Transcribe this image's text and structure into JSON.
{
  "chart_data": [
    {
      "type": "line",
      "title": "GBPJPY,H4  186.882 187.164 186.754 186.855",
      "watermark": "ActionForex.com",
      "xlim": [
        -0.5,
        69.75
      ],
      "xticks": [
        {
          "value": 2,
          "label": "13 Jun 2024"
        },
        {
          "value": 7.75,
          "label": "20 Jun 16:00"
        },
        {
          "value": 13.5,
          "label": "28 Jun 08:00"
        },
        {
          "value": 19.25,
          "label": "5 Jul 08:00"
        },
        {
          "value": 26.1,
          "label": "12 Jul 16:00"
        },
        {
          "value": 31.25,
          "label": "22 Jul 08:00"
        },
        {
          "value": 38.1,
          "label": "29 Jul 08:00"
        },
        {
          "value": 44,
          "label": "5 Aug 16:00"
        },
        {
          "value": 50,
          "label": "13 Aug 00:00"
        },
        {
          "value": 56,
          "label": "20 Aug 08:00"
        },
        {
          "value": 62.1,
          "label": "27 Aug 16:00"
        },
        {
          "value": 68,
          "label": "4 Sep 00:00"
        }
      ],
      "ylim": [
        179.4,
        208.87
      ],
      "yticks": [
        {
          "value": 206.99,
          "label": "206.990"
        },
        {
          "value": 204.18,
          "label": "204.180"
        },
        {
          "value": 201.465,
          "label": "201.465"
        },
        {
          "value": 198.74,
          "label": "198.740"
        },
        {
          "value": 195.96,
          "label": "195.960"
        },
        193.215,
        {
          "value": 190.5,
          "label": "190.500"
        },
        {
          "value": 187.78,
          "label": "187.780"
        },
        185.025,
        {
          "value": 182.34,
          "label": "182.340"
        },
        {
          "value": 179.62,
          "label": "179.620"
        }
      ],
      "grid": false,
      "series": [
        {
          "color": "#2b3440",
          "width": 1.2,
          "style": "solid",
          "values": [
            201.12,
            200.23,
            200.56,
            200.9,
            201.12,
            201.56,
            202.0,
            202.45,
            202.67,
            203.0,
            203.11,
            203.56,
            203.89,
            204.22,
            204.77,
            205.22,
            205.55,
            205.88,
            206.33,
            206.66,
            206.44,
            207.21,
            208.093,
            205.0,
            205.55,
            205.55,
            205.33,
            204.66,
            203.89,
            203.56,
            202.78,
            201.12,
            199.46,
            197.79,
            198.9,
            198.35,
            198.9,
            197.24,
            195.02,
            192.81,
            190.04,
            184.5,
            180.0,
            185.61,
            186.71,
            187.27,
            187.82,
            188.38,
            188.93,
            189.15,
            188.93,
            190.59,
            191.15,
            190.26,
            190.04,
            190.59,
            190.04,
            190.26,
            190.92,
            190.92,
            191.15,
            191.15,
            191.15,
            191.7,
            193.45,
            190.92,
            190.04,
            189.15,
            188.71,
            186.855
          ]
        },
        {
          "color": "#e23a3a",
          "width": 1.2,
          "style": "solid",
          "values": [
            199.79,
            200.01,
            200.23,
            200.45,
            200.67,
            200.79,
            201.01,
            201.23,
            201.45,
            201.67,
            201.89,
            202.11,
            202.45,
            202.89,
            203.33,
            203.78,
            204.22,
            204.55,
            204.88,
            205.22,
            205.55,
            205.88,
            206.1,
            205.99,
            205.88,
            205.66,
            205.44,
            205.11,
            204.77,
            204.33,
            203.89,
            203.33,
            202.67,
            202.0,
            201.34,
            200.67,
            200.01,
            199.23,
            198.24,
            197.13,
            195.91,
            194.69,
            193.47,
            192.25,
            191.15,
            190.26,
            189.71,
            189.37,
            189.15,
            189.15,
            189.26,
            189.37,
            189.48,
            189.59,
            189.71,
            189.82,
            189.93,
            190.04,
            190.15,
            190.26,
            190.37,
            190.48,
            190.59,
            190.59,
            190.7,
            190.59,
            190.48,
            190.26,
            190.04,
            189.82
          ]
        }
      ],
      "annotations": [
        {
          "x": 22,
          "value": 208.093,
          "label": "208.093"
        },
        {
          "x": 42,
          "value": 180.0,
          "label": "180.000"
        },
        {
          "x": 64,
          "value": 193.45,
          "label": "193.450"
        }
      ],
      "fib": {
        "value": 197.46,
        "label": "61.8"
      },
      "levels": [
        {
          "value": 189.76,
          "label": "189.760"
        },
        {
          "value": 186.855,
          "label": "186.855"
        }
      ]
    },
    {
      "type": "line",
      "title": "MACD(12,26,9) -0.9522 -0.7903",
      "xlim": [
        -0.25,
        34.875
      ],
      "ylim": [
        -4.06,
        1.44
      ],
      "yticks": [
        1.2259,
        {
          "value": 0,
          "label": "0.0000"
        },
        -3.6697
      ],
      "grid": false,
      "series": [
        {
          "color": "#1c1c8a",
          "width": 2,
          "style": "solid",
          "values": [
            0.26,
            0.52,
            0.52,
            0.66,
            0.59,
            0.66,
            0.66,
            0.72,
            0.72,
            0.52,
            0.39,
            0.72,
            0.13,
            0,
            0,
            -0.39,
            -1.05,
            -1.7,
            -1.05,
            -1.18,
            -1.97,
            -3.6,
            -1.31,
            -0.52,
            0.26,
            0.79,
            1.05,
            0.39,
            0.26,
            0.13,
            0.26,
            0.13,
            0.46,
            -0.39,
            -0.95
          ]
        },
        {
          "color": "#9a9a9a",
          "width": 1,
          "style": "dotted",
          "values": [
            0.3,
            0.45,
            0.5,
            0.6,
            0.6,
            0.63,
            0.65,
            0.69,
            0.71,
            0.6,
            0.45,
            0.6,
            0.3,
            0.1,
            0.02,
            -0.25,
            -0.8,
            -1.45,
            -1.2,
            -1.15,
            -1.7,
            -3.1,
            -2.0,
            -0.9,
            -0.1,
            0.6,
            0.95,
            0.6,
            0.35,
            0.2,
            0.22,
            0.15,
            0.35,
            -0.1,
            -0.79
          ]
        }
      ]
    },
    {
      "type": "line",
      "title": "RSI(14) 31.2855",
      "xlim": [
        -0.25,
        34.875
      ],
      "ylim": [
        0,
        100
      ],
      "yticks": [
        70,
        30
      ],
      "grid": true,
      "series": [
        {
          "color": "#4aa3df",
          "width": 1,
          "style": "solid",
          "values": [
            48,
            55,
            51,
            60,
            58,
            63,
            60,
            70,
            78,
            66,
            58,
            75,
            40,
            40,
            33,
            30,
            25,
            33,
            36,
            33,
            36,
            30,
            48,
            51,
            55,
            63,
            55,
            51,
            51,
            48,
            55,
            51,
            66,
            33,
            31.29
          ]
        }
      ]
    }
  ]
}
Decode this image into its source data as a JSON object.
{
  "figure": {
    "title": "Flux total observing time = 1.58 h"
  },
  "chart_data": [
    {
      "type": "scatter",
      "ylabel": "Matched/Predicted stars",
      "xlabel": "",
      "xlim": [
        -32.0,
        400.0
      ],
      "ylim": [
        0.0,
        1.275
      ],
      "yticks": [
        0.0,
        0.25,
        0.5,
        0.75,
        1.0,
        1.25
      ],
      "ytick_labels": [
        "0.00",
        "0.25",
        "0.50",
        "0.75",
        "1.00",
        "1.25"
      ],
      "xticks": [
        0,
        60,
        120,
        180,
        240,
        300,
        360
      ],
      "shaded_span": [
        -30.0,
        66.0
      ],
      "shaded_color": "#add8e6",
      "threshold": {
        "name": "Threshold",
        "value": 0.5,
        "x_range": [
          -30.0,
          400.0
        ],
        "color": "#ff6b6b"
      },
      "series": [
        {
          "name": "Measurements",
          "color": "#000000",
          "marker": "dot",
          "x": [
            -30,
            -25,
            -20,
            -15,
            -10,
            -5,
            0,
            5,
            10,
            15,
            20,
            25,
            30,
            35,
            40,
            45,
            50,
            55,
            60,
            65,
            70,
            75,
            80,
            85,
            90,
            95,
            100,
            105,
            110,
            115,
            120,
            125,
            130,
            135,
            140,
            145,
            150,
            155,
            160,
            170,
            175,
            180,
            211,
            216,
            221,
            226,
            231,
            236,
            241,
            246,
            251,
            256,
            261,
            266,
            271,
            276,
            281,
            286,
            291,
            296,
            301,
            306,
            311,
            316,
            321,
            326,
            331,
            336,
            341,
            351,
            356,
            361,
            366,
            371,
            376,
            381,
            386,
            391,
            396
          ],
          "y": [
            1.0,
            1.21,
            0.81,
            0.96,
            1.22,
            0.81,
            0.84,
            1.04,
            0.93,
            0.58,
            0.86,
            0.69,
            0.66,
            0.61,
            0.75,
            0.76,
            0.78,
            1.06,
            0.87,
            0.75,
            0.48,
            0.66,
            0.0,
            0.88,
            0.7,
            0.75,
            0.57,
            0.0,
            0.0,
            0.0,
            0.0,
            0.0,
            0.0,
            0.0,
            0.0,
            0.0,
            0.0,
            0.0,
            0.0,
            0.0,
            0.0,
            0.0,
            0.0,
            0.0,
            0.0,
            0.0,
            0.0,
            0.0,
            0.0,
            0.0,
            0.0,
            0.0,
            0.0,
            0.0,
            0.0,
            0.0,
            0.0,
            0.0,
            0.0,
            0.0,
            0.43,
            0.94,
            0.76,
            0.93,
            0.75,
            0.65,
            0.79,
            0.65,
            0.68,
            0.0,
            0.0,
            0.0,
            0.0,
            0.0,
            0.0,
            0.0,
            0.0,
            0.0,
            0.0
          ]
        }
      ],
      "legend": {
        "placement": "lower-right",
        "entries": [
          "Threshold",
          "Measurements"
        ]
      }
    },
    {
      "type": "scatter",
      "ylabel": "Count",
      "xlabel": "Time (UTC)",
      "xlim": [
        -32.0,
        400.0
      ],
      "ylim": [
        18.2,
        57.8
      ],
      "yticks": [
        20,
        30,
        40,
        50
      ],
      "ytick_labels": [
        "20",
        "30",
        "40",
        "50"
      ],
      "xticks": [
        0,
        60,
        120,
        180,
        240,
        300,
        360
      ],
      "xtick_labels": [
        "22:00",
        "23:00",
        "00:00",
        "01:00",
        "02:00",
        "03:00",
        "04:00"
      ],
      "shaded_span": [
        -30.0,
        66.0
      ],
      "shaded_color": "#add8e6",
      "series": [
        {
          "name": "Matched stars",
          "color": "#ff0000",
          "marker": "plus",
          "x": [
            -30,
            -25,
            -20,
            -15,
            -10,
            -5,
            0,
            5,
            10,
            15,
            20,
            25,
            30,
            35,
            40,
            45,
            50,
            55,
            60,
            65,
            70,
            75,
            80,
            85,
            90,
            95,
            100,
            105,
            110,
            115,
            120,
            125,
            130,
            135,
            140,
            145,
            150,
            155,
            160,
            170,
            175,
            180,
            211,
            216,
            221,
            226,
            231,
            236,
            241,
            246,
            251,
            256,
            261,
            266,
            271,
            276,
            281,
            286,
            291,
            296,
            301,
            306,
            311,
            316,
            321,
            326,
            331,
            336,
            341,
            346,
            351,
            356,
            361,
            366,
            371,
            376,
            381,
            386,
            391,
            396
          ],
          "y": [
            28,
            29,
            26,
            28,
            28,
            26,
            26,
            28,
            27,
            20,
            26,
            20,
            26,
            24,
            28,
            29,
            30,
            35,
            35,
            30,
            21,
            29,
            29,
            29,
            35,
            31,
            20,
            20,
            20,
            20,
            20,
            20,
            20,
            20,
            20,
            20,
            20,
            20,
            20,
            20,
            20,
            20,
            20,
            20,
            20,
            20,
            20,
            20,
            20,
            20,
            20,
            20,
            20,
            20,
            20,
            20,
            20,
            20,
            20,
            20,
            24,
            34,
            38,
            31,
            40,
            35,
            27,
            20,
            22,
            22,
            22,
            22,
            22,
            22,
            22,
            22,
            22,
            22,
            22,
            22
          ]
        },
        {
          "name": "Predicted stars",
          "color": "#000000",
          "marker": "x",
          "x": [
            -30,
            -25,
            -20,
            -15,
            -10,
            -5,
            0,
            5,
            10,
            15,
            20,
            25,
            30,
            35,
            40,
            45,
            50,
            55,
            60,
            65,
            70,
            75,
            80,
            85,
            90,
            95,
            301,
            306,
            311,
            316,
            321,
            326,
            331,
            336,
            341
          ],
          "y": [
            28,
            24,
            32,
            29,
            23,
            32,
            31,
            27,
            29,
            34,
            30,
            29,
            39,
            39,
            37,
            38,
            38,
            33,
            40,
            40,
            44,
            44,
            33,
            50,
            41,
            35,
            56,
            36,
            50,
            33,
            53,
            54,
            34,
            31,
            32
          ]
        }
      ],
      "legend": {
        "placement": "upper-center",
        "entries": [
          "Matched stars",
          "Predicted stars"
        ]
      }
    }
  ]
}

·····

Please list every line of the records that contains "placement".

_Solution to this problem_
        "placement": "lower-right",
        "placement": "upper-center",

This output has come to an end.